─── MATERIAL FOR THIS EXERCISE

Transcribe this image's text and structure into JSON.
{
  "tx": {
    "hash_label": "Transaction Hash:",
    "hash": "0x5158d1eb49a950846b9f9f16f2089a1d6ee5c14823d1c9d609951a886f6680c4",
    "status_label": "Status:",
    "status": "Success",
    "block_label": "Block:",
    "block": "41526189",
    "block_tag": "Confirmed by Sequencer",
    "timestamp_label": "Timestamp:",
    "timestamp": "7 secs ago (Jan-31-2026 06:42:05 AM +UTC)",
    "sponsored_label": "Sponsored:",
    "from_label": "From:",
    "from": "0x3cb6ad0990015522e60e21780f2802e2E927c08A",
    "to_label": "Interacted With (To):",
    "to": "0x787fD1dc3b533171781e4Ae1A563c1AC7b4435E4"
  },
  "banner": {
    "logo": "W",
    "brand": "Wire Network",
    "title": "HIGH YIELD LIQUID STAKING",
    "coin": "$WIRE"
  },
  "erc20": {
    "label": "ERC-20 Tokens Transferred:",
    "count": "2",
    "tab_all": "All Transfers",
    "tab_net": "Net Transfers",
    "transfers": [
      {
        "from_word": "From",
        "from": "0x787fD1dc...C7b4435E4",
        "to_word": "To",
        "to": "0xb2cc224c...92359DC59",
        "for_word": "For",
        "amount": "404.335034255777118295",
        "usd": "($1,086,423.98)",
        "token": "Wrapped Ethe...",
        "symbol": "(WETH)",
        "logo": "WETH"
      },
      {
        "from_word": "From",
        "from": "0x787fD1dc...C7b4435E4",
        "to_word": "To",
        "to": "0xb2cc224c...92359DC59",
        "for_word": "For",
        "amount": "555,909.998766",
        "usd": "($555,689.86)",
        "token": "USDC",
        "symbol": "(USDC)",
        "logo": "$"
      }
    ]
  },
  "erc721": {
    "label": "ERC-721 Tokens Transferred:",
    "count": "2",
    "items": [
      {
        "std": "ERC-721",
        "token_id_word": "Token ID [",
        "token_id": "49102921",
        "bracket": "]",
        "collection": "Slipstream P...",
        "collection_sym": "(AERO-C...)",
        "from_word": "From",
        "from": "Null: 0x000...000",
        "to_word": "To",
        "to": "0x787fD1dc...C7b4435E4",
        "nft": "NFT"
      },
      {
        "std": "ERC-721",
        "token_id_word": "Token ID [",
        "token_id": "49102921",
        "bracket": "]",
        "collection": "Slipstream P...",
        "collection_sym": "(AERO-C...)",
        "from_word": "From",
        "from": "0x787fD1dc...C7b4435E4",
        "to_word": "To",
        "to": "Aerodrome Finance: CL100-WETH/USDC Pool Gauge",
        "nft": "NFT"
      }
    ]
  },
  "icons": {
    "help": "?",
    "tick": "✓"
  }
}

──────

Quote every entry exactly.

Transcribe this image's text and structure into JSON.
{
  "tx": {
    "hash_label": "Transaction Hash:",
    "hash": "0x5158d1eb49a950846b9f9f16f2089a1d6ee5c14823d1c9d609951a886f6680c4",
    "status_label": "Status:",
    "status": "Success",
    "block_label": "Block:",
    "block": "41526189",
    "block_tag": "Confirmed by Sequencer",
    "timestamp_label": "Timestamp:",
    "timestamp": "7 secs ago (Jan-31-2026 06:42:05 AM +UTC)",
    "sponsored_label": "Sponsored:",
    "from_label": "From:",
    "from": "0x3cb6ad0990015522e60e21780f2802e2E927c08A",
    "to_label": "Interacted With (To):",
    "to": "0x787fD1dc3b533171781e4Ae1A563c1AC7b4435E4"
  },
  "banner": {
    "logo": "W",
    "brand": "Wire Network",
    "title": "HIGH YIELD LIQUID STAKING",
    "coin": "$WIRE"
  },
  "erc20": {
    "label": "ERC-20 Tokens Transferred:",
    "count": "2",
    "tab_all": "All Transfers",
    "tab_net": "Net Transfers",
    "transfers": [
      {
        "from_word": "From",
        "from": "0x787fD1dc...C7b4435E4",
        "to_word": "To",
        "to": "0xb2cc224c...92359DC59",
        "for_word": "For",
        "amount": "404.335034255777118295",
        "usd": "($1,086,423.98)",
        "token": "Wrapped Ethe...",
        "symbol": "(WETH)",
        "logo": "WETH"
      },
      {
        "from_word": "From",
        "from": "0x787fD1dc...C7b4435E4",
        "to_word": "To",
        "to": "0xb2cc224c...92359DC59",
        "for_word": "For",
        "amount": "555,909.998766",
        "usd": "($555,689.86)",
        "token": "USDC",
        "symbol": "(USDC)",
        "logo": "$"
      }
    ]
  },
  "erc721": {
    "label": "ERC-721 Tokens Transferred:",
    "count": "2",
    "items": [
      {
        "std": "ERC-721",
        "token_id_word": "Token ID [",
        "token_id": "49102921",
        "bracket": "]",
        "collection": "Slipstream P...",
        "collection_sym": "(AERO-C...)",
        "from_word": "From",
        "from": "Null: 0x000...000",
        "to_word": "To",
        "to": "0x787fD1dc...C7b4435E4",
        "nft": "NFT"
      },
      {
        "std": "ERC-721",
        "token_id_word": "Token ID [",
        "token_id": "49102921",
        "bracket": "]",
        "collection": "Slipstream P...",
        "collection_sym": "(AERO-C...)",
        "from_word": "From",
        "from": "0x787fD1dc...C7b4435E4",
        "to_word": "To",
        "to": "Aerodrome Finance: CL100-WETH/USDC Pool Gauge",
        "nft": "NFT"
      }
    ]
  },
  "icons": {
    "help": "?",
    "tick": "✓"
  }
}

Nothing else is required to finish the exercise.